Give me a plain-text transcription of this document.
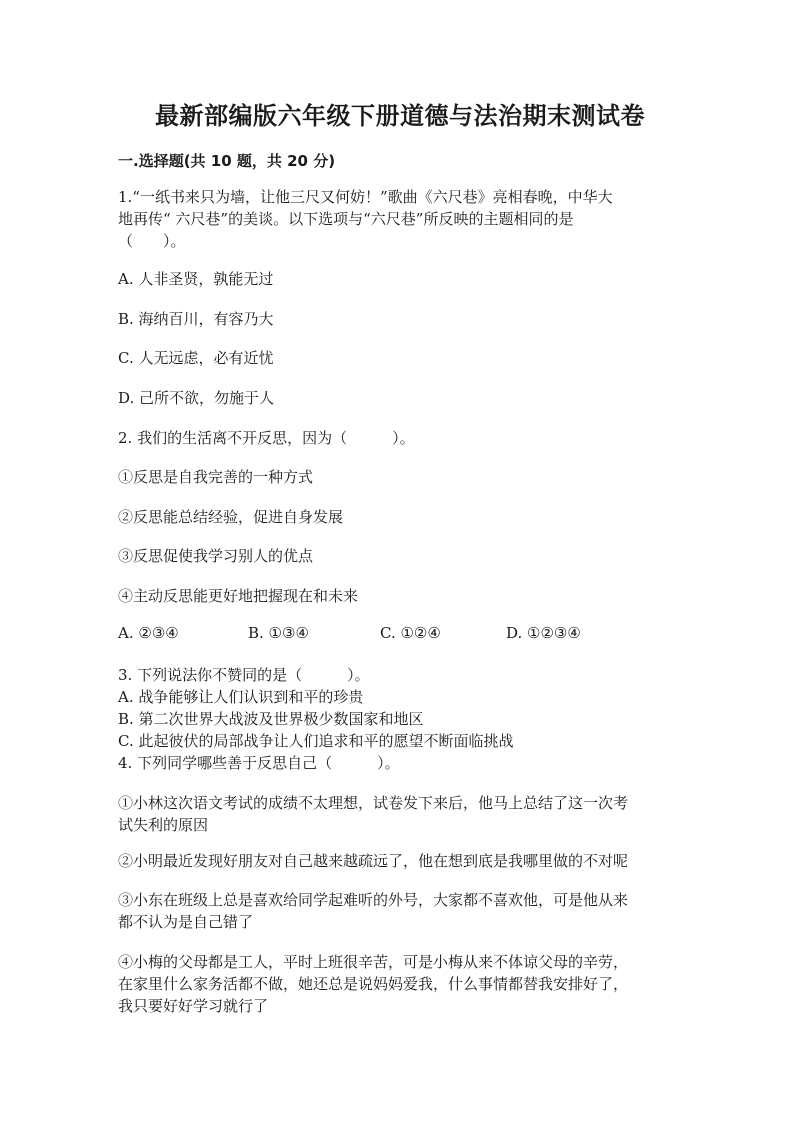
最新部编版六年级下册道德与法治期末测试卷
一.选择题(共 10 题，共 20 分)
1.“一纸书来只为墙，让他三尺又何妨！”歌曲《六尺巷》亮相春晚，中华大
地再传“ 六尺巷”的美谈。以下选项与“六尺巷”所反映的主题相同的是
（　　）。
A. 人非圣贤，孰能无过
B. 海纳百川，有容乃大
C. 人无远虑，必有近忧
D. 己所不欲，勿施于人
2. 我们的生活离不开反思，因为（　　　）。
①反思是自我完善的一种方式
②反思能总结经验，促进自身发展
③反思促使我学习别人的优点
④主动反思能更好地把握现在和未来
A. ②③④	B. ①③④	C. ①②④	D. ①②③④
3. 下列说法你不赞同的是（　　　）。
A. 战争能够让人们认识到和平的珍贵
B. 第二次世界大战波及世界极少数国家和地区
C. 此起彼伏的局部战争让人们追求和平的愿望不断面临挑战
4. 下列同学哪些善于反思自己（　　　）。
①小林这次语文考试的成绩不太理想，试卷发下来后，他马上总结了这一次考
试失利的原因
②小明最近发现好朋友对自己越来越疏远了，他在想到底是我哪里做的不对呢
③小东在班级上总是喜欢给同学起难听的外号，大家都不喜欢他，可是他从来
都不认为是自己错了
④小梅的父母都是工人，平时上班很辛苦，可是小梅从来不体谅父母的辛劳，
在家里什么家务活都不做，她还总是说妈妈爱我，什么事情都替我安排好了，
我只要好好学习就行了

* * *

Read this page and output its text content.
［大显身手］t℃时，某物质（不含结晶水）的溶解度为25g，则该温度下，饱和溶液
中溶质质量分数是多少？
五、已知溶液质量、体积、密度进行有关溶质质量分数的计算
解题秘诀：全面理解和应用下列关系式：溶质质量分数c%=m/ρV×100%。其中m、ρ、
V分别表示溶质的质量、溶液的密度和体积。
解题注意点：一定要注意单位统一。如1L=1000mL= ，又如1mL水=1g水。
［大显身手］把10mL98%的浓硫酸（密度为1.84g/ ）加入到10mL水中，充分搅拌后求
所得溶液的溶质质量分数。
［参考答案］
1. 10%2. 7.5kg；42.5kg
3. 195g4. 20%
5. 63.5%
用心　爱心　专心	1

**Exercise**
Which lines hold the word "text"? Show each one.

**Expected answer**
Give me a plain-text transcription of this document.
Read this page and output its text content.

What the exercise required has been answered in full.